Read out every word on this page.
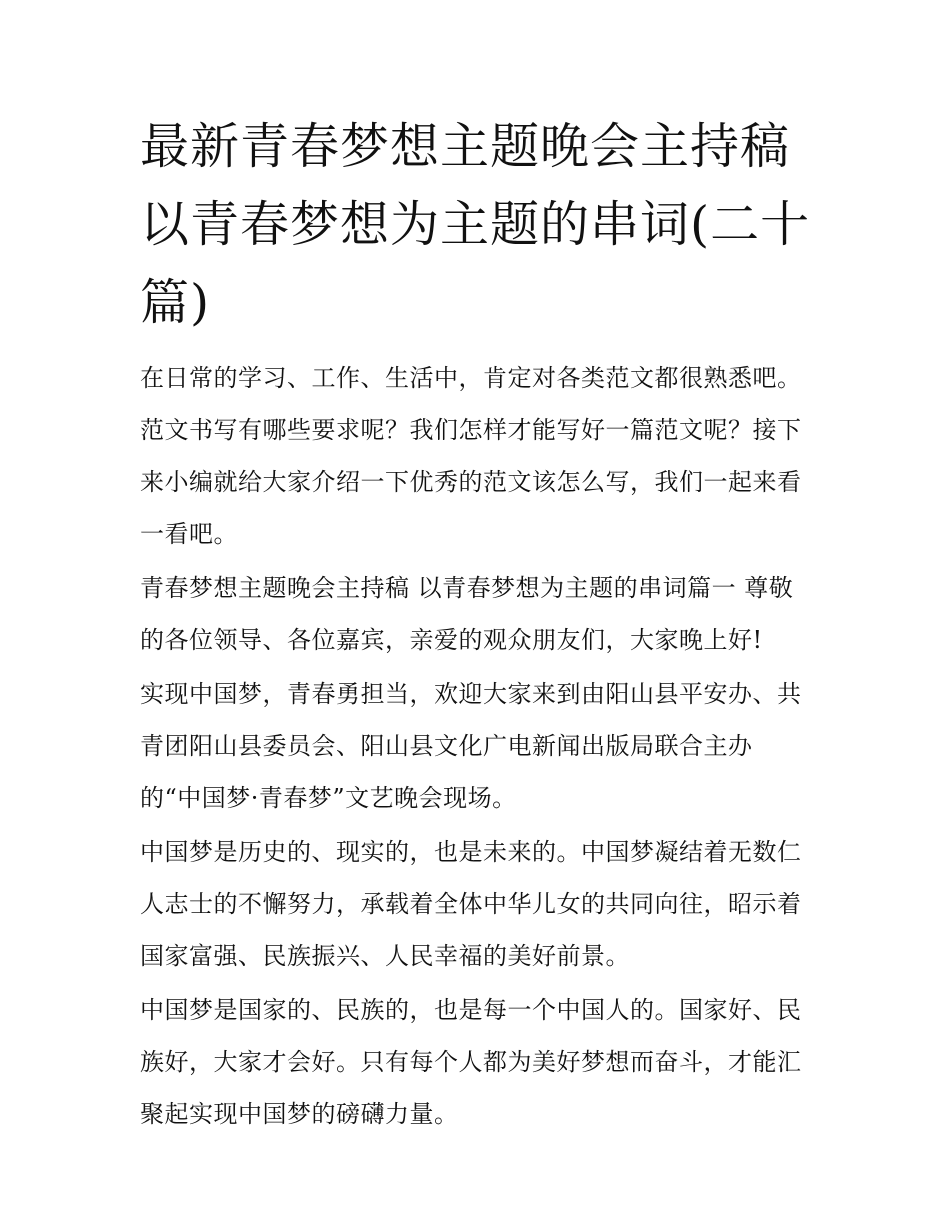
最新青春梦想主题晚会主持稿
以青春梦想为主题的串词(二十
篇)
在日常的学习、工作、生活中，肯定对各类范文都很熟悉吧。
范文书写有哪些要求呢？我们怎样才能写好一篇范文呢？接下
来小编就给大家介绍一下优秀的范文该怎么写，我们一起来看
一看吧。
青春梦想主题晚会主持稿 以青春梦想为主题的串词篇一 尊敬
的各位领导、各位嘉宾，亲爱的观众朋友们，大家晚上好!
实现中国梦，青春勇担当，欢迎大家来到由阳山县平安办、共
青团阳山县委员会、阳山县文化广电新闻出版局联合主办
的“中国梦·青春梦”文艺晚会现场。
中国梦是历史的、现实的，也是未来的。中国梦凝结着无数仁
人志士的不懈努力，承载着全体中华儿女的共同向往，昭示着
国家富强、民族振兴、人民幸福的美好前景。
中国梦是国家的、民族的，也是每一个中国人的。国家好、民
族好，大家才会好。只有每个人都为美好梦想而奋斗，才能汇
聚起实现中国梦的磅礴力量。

▬▬▬▬▬▬▬▬▬▬

--- Aim ---
Retype the whole listing exactly and leave the pictures out.

--- Result of the exercise ---
Read out every word on this page.
最新青春梦想主题晚会主持稿
以青春梦想为主题的串词(二十
篇)
在日常的学习、工作、生活中，肯定对各类范文都很熟悉吧。
范文书写有哪些要求呢？我们怎样才能写好一篇范文呢？接下
来小编就给大家介绍一下优秀的范文该怎么写，我们一起来看
一看吧。
青春梦想主题晚会主持稿 以青春梦想为主题的串词篇一 尊敬
的各位领导、各位嘉宾，亲爱的观众朋友们，大家晚上好!
实现中国梦，青春勇担当，欢迎大家来到由阳山县平安办、共
青团阳山县委员会、阳山县文化广电新闻出版局联合主办
的“中国梦·青春梦”文艺晚会现场。
中国梦是历史的、现实的，也是未来的。中国梦凝结着无数仁
人志士的不懈努力，承载着全体中华儿女的共同向往，昭示着
国家富强、民族振兴、人民幸福的美好前景。
中国梦是国家的、民族的，也是每一个中国人的。国家好、民
族好，大家才会好。只有每个人都为美好梦想而奋斗，才能汇
聚起实现中国梦的磅礴力量。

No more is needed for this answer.